WRITTEN INSTRUCTION:
Skip the pictures and extract all of the lines exactly as written.

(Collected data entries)
------

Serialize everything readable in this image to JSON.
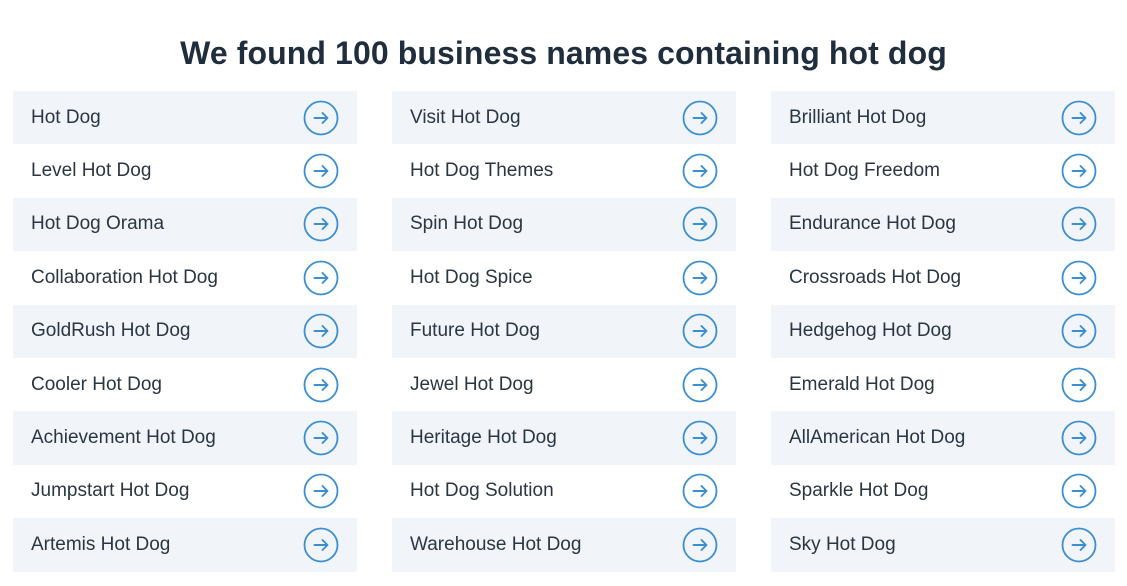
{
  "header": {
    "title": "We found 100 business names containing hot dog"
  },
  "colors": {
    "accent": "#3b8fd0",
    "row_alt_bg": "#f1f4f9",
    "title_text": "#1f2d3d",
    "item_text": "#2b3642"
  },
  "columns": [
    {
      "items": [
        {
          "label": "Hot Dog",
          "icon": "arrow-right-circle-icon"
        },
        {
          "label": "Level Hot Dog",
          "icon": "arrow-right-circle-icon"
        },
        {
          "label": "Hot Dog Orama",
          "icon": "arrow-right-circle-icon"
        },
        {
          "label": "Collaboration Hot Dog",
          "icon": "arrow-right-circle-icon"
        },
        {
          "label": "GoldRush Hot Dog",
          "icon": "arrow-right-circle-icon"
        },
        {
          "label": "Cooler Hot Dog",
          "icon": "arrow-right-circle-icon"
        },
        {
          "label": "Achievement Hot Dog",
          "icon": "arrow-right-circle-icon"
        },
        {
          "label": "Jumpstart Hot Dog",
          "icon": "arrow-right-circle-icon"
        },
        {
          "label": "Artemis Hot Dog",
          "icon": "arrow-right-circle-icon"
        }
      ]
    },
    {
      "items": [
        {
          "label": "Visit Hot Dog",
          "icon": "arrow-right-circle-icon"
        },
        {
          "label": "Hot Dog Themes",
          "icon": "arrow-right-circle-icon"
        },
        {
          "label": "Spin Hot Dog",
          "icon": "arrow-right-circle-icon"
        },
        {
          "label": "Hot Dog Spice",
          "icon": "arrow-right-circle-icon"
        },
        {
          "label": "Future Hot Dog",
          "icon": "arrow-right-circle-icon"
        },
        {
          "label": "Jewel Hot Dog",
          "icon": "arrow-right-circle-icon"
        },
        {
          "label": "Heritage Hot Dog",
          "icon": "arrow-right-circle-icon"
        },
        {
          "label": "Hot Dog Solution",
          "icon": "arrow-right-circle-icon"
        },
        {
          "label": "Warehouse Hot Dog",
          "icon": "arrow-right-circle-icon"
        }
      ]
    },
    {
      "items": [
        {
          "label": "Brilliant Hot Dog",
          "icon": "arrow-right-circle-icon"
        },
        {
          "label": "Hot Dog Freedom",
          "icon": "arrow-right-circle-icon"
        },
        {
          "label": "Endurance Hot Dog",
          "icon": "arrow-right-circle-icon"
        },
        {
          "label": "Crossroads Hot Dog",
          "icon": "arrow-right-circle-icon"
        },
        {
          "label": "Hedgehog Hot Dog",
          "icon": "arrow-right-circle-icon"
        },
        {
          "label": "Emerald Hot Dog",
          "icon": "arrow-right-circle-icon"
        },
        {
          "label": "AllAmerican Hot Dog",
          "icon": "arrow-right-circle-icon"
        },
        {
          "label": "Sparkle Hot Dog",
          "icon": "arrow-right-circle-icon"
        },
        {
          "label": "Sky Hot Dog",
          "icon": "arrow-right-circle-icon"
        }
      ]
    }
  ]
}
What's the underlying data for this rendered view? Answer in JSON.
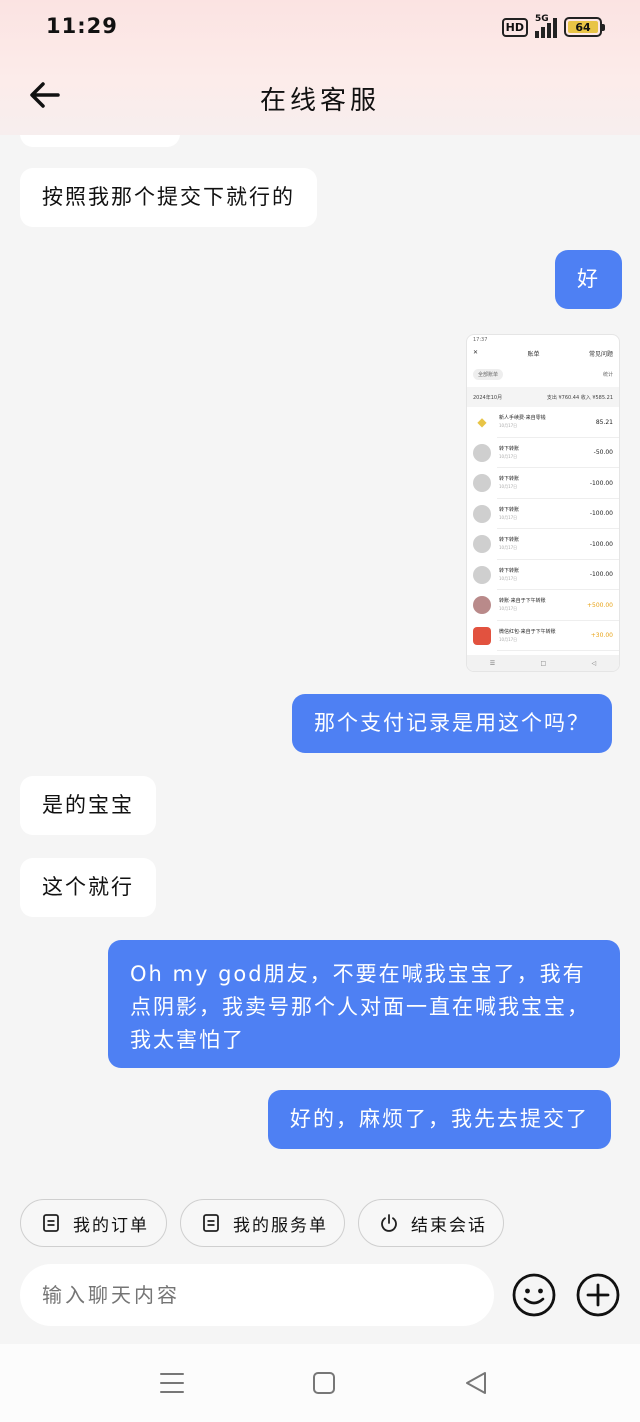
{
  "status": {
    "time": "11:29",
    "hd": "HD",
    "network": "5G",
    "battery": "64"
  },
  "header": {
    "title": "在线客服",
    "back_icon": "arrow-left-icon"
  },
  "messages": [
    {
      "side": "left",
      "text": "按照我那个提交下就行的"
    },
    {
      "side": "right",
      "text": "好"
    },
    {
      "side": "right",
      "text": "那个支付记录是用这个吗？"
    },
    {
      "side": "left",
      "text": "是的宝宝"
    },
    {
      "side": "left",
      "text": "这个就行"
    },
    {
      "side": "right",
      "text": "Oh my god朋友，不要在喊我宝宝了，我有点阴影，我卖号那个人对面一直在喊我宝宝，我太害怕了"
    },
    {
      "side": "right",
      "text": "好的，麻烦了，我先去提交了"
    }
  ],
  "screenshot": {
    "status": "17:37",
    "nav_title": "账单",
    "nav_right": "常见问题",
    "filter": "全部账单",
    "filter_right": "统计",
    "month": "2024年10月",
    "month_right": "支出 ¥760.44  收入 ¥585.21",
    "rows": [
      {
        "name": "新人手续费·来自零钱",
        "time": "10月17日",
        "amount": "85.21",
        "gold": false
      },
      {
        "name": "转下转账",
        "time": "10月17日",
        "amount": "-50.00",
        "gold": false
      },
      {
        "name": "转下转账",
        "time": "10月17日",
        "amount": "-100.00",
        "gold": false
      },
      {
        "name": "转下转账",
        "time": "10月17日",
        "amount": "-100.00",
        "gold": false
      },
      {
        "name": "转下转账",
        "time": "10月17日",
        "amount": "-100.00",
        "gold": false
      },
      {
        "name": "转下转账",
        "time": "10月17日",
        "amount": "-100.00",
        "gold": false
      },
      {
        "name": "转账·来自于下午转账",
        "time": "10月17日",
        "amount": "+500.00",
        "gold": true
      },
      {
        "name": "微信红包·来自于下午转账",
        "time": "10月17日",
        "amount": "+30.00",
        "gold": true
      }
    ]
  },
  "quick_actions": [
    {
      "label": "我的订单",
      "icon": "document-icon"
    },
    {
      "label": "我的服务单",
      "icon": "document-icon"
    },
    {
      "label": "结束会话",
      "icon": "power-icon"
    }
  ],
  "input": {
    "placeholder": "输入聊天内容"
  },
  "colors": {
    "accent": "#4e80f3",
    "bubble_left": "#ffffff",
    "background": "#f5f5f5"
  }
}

------

RESULT OF THE TASK:
Serialize everything readable in this image to JSON.
{
  "header": {
    "title": "We found 100 business names containing hot dog"
  },
  "colors": {
    "accent": "#3b8fd0",
    "row_alt_bg": "#f1f4f9",
    "title_text": "#1f2d3d",
    "item_text": "#2b3642"
  },
  "columns": [
    {
      "items": [
        {
          "label": "Hot Dog",
          "icon": "arrow-right-circle-icon"
        },
        {
          "label": "Level Hot Dog",
          "icon": "arrow-right-circle-icon"
        },
        {
          "label": "Hot Dog Orama",
          "icon": "arrow-right-circle-icon"
        },
        {
          "label": "Collaboration Hot Dog",
          "icon": "arrow-right-circle-icon"
        },
        {
          "label": "GoldRush Hot Dog",
          "icon": "arrow-right-circle-icon"
        },
        {
          "label": "Cooler Hot Dog",
          "icon": "arrow-right-circle-icon"
        },
        {
          "label": "Achievement Hot Dog",
          "icon": "arrow-right-circle-icon"
        },
        {
          "label": "Jumpstart Hot Dog",
          "icon": "arrow-right-circle-icon"
        },
        {
          "label": "Artemis Hot Dog",
          "icon": "arrow-right-circle-icon"
        }
      ]
    },
    {
      "items": [
        {
          "label": "Visit Hot Dog",
          "icon": "arrow-right-circle-icon"
        },
        {
          "label": "Hot Dog Themes",
          "icon": "arrow-right-circle-icon"
        },
        {
          "label": "Spin Hot Dog",
          "icon": "arrow-right-circle-icon"
        },
        {
          "label": "Hot Dog Spice",
          "icon": "arrow-right-circle-icon"
        },
        {
          "label": "Future Hot Dog",
          "icon": "arrow-right-circle-icon"
        },
        {
          "label": "Jewel Hot Dog",
          "icon": "arrow-right-circle-icon"
        },
        {
          "label": "Heritage Hot Dog",
          "icon": "arrow-right-circle-icon"
        },
        {
          "label": "Hot Dog Solution",
          "icon": "arrow-right-circle-icon"
        },
        {
          "label": "Warehouse Hot Dog",
          "icon": "arrow-right-circle-icon"
        }
      ]
    },
    {
      "items": [
        {
          "label": "Brilliant Hot Dog",
          "icon": "arrow-right-circle-icon"
        },
        {
          "label": "Hot Dog Freedom",
          "icon": "arrow-right-circle-icon"
        },
        {
          "label": "Endurance Hot Dog",
          "icon": "arrow-right-circle-icon"
        },
        {
          "label": "Crossroads Hot Dog",
          "icon": "arrow-right-circle-icon"
        },
        {
          "label": "Hedgehog Hot Dog",
          "icon": "arrow-right-circle-icon"
        },
        {
          "label": "Emerald Hot Dog",
          "icon": "arrow-right-circle-icon"
        },
        {
          "label": "AllAmerican Hot Dog",
          "icon": "arrow-right-circle-icon"
        },
        {
          "label": "Sparkle Hot Dog",
          "icon": "arrow-right-circle-icon"
        },
        {
          "label": "Sky Hot Dog",
          "icon": "arrow-right-circle-icon"
        }
      ]
    }
  ]
}
What's the underlying data for this rendered view? Answer in JSON.
{
  "status": {
    "time": "11:29",
    "hd": "HD",
    "network": "5G",
    "battery": "64"
  },
  "header": {
    "title": "在线客服",
    "back_icon": "arrow-left-icon"
  },
  "messages": [
    {
      "side": "left",
      "text": "按照我那个提交下就行的"
    },
    {
      "side": "right",
      "text": "好"
    },
    {
      "side": "right",
      "text": "那个支付记录是用这个吗？"
    },
    {
      "side": "left",
      "text": "是的宝宝"
    },
    {
      "side": "left",
      "text": "这个就行"
    },
    {
      "side": "right",
      "text": "Oh my god朋友，不要在喊我宝宝了，我有点阴影，我卖号那个人对面一直在喊我宝宝，我太害怕了"
    },
    {
      "side": "right",
      "text": "好的，麻烦了，我先去提交了"
    }
  ],
  "screenshot": {
    "status": "17:37",
    "nav_title": "账单",
    "nav_right": "常见问题",
    "filter": "全部账单",
    "filter_right": "统计",
    "month": "2024年10月",
    "month_right": "支出 ¥760.44  收入 ¥585.21",
    "rows": [
      {
        "name": "新人手续费·来自零钱",
        "time": "10月17日",
        "amount": "85.21",
        "gold": false
      },
      {
        "name": "转下转账",
        "time": "10月17日",
        "amount": "-50.00",
        "gold": false
      },
      {
        "name": "转下转账",
        "time": "10月17日",
        "amount": "-100.00",
        "gold": false
      },
      {
        "name": "转下转账",
        "time": "10月17日",
        "amount": "-100.00",
        "gold": false
      },
      {
        "name": "转下转账",
        "time": "10月17日",
        "amount": "-100.00",
        "gold": false
      },
      {
        "name": "转下转账",
        "time": "10月17日",
        "amount": "-100.00",
        "gold": false
      },
      {
        "name": "转账·来自于下午转账",
        "time": "10月17日",
        "amount": "+500.00",
        "gold": true
      },
      {
        "name": "微信红包·来自于下午转账",
        "time": "10月17日",
        "amount": "+30.00",
        "gold": true
      }
    ]
  },
  "quick_actions": [
    {
      "label": "我的订单",
      "icon": "document-icon"
    },
    {
      "label": "我的服务单",
      "icon": "document-icon"
    },
    {
      "label": "结束会话",
      "icon": "power-icon"
    }
  ],
  "input": {
    "placeholder": "输入聊天内容"
  },
  "colors": {
    "accent": "#4e80f3",
    "bubble_left": "#ffffff",
    "background": "#f5f5f5"
  }
}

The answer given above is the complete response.